> Given entries:
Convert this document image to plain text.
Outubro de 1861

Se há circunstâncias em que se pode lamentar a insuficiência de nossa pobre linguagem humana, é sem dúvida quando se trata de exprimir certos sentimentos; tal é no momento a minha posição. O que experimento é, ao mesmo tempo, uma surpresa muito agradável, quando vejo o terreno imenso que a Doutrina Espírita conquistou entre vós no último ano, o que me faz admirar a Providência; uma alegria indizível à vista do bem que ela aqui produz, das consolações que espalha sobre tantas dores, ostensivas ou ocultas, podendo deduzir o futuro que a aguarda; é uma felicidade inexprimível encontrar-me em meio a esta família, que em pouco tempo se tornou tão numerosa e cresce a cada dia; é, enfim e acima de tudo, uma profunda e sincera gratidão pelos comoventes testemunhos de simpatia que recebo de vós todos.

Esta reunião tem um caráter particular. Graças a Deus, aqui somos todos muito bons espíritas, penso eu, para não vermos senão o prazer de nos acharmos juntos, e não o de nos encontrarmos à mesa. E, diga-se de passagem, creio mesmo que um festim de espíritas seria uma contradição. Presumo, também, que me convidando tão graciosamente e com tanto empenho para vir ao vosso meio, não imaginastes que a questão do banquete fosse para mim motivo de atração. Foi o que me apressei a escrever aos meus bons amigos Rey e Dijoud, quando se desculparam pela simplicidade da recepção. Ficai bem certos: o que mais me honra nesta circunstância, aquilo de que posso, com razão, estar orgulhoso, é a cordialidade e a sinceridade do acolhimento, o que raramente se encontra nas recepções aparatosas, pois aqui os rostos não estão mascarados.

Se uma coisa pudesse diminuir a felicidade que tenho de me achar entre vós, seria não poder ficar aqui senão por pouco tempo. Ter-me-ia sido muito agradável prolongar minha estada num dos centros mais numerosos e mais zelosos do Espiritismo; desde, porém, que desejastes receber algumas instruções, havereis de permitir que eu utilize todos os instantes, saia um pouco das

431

> Exercise aim: Please reproduce each line exactly as written.

> Correct result:
Convert this document image to plain text.
Outubro de 1861

Se há circunstâncias em que se pode lamentar a insuficiência de nossa pobre linguagem humana, é sem dúvida quando se trata de exprimir certos sentimentos; tal é no momento a minha posição. O que experimento é, ao mesmo tempo, uma surpresa muito agradável, quando vejo o terreno imenso que a Doutrina Espírita conquistou entre vós no último ano, o que me faz admirar a Providência; uma alegria indizível à vista do bem que ela aqui produz, das consolações que espalha sobre tantas dores, ostensivas ou ocultas, podendo deduzir o futuro que a aguarda; é uma felicidade inexprimível encontrar-me em meio a esta família, que em pouco tempo se tornou tão numerosa e cresce a cada dia; é, enfim e acima de tudo, uma profunda e sincera gratidão pelos comoventes testemunhos de simpatia que recebo de vós todos.

Esta reunião tem um caráter particular. Graças a Deus, aqui somos todos muito bons espíritas, penso eu, para não vermos senão o prazer de nos acharmos juntos, e não o de nos encontrarmos à mesa. E, diga-se de passagem, creio mesmo que um festim de espíritas seria uma contradição. Presumo, também, que me convidando tão graciosamente e com tanto empenho para vir ao vosso meio, não imaginastes que a questão do banquete fosse para mim motivo de atração. Foi o que me apressei a escrever aos meus bons amigos Rey e Dijoud, quando se desculparam pela simplicidade da recepção. Ficai bem certos: o que mais me honra nesta circunstância, aquilo de que posso, com razão, estar orgulhoso, é a cordialidade e a sinceridade do acolhimento, o que raramente se encontra nas recepções aparatosas, pois aqui os rostos não estão mascarados.

Se uma coisa pudesse diminuir a felicidade que tenho de me achar entre vós, seria não poder ficar aqui senão por pouco tempo. Ter-me-ia sido muito agradável prolongar minha estada num dos centros mais numerosos e mais zelosos do Espiritismo; desde, porém, que desejastes receber algumas instruções, havereis de permitir que eu utilize todos os instantes, saia um pouco das

431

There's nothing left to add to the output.